WHAT NEEDS TO BE DONE
Locate the line that contains "Parse this chart and return its data as JSON.", then copy it and all later lines of the data below exactly, through the last one.

• • • • • • •

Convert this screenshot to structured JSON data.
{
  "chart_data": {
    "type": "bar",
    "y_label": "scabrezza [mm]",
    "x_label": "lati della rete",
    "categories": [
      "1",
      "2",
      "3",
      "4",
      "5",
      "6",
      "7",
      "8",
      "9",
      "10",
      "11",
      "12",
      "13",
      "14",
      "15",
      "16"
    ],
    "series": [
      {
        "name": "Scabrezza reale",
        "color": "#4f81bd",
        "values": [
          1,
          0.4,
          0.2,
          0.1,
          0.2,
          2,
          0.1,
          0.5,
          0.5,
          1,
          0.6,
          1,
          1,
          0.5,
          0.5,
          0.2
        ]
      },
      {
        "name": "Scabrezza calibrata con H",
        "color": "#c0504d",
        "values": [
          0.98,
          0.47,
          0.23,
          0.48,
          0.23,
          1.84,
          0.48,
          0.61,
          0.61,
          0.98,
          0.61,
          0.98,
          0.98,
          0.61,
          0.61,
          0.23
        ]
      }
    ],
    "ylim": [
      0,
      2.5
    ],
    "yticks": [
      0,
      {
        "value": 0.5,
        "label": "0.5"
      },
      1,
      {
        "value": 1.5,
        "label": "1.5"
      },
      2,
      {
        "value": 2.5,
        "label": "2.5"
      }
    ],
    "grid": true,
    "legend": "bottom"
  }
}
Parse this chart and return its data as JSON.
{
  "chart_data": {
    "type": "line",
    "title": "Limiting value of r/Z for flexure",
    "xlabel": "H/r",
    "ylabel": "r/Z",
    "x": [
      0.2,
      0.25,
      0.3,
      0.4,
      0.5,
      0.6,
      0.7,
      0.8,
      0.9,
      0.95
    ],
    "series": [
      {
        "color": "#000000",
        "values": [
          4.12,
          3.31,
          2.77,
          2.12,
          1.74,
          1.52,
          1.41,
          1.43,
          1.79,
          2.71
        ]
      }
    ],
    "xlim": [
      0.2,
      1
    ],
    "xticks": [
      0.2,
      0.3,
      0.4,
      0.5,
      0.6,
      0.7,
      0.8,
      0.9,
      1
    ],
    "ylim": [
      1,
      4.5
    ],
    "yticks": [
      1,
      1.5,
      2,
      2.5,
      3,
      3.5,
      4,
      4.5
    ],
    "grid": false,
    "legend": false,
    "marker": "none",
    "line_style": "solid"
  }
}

• • • • • • •

WRITTEN REPLY
Parse this chart and return its data as JSON.
{
  "chart_data": {
    "type": "line",
    "title": "Limiting value of r/Z for flexure",
    "xlabel": "H/r",
    "ylabel": "r/Z",
    "x": [
      0.2,
      0.25,
      0.3,
      0.4,
      0.5,
      0.6,
      0.7,
      0.8,
      0.9,
      0.95
    ],
    "series": [
      {
        "color": "#000000",
        "values": [
          4.12,
          3.31,
          2.77,
          2.12,
          1.74,
          1.52,
          1.41,
          1.43,
          1.79,
          2.71
        ]
      }
    ],
    "xlim": [
      0.2,
      1
    ],
    "xticks": [
      0.2,
      0.3,
      0.4,
      0.5,
      0.6,
      0.7,
      0.8,
      0.9,
      1
    ],
    "ylim": [
      1,
      4.5
    ],
    "yticks": [
      1,
      1.5,
      2,
      2.5,
      3,
      3.5,
      4,
      4.5
    ],
    "grid": false,
    "legend": false,
    "marker": "none",
    "line_style": "solid"
  }
}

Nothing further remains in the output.